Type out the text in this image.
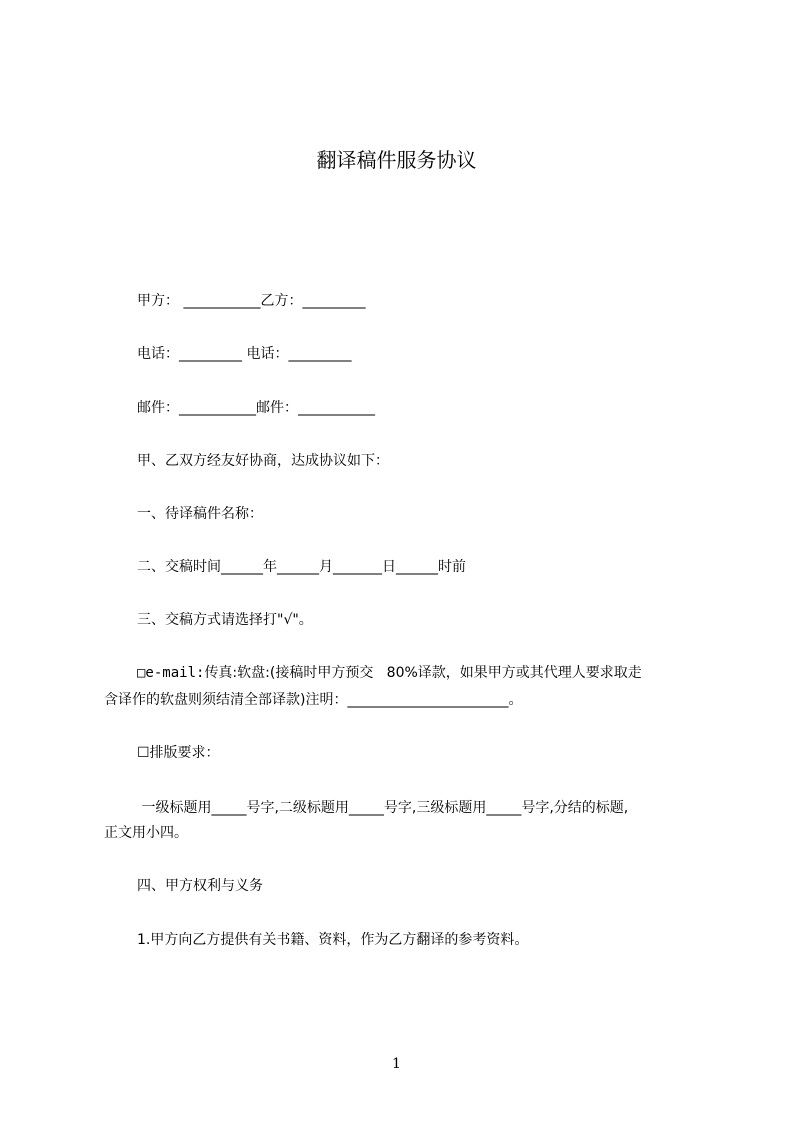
翻译稿件服务协议
甲方： ___________乙方：_________
电话：_________ 电话：_________
邮件：___________邮件：___________
甲、乙双方经友好协商，达成协议如下：
一、待译稿件名称：
二、交稿时间______年______月_______日______时前
三、交稿方式请选择打"√"。
□e-mail:传真:软盘:(接稿时甲方预交   80%译款，如果甲方或其代理人要求取走
含译作的软盘则须结清全部译款)注明：_______________________。
☐排版要求：
一级标题用_____号字,二级标题用_____号字,三级标题用_____号字,分结的标题,
正文用小四。
四、甲方权利与义务
1.甲方向乙方提供有关书籍、资料，作为乙方翻译的参考资料。
1
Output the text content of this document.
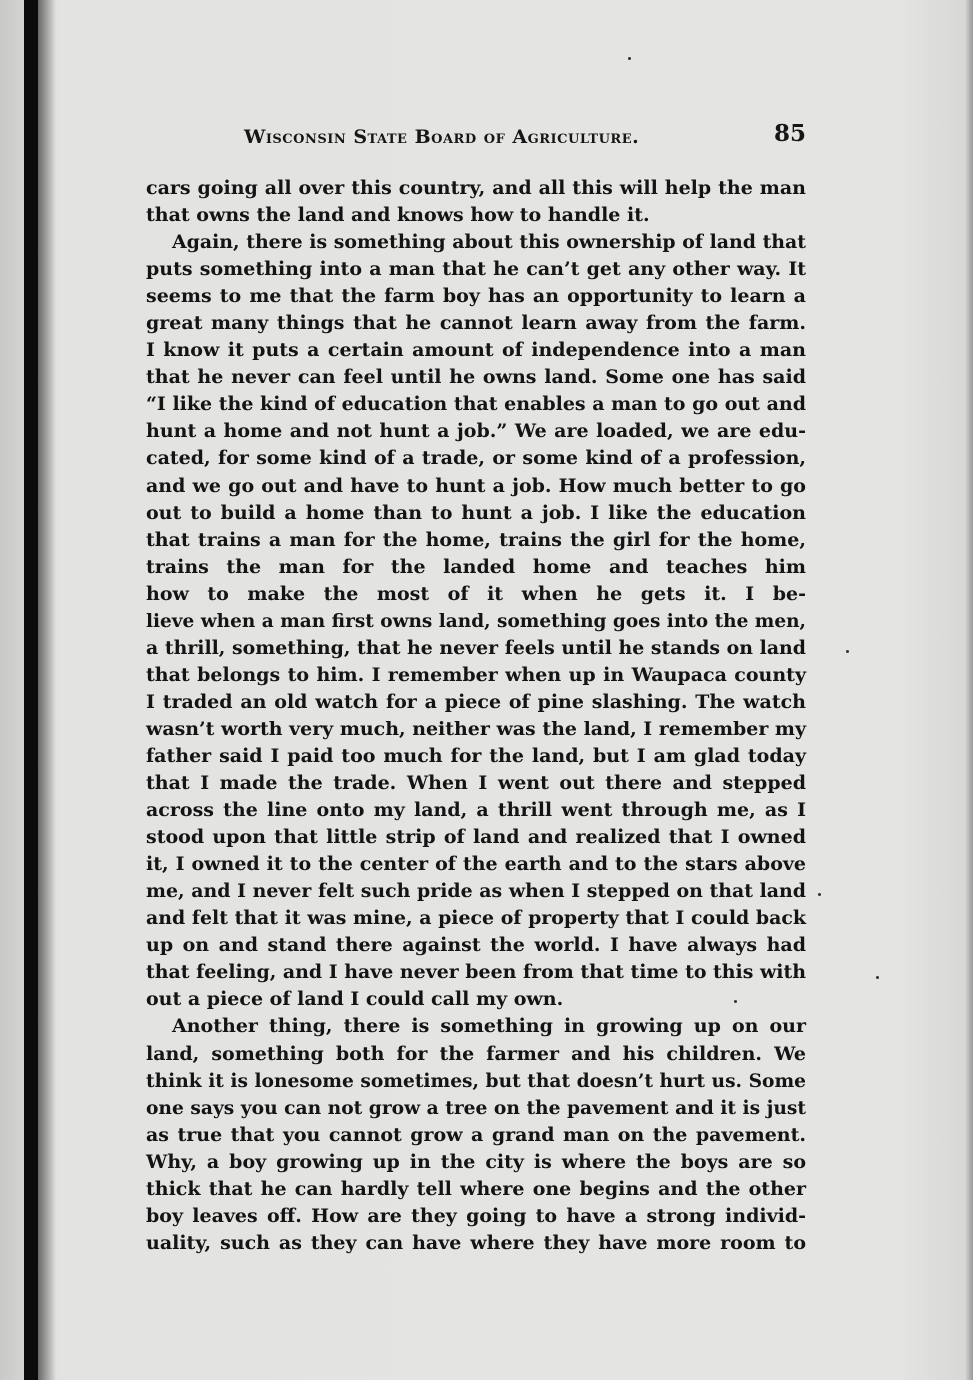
Wisconsin State Board of Agriculture.	85
cars going all over this country, and all this will help the man
that owns the land and knows how to handle it.
Again, there is something about this ownership of land that
puts something into a man that he can’t get any other way. It
seems to me that the farm boy has an opportunity to learn a
great many things that he cannot learn away from the farm.
I know it puts a certain amount of independence into a man
that he never can feel until he owns land. Some one has said
“I like the kind of education that enables a man to go out and
hunt a home and not hunt a job.” We are loaded, we are edu-
cated, for some kind of a trade, or some kind of a profession,
and we go out and have to hunt a job. How much better to go
out to build a home than to hunt a job. I like the education
that trains a man for the home, trains the girl for the home,
trains the man for the landed home and teaches him
how to make the most of it when he gets it. I be-
lieve when a man first owns land, something goes into the men,
a thrill, something, that he never feels until he stands on land
that belongs to him. I remember when up in Waupaca county
I traded an old watch for a piece of pine slashing. The watch
wasn’t worth very much, neither was the land, I remember my
father said I paid too much for the land, but I am glad today
that I made the trade. When I went out there and stepped
across the line onto my land, a thrill went through me, as I
stood upon that little strip of land and realized that I owned
it, I owned it to the center of the earth and to the stars above
me, and I never felt such pride as when I stepped on that land
and felt that it was mine, a piece of property that I could back
up on and stand there against the world. I have always had
that feeling, and I have never been from that time to this with
out a piece of land I could call my own.
Another thing, there is something in growing up on our
land, something both for the farmer and his children. We
think it is lonesome sometimes, but that doesn’t hurt us. Some
one says you can not grow a tree on the pavement and it is just
as true that you cannot grow a grand man on the pavement.
Why, a boy growing up in the city is where the boys are so
thick that he can hardly tell where one begins and the other
boy leaves off. How are they going to have a strong individ-
uality, such as they can have where they have more room to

· · ·

What is expected:
Gather each line that holds "kind".

Expected answer:
“I like the kind of education that enables a man to go out and
cated, for some kind of a trade, or some kind of a profession,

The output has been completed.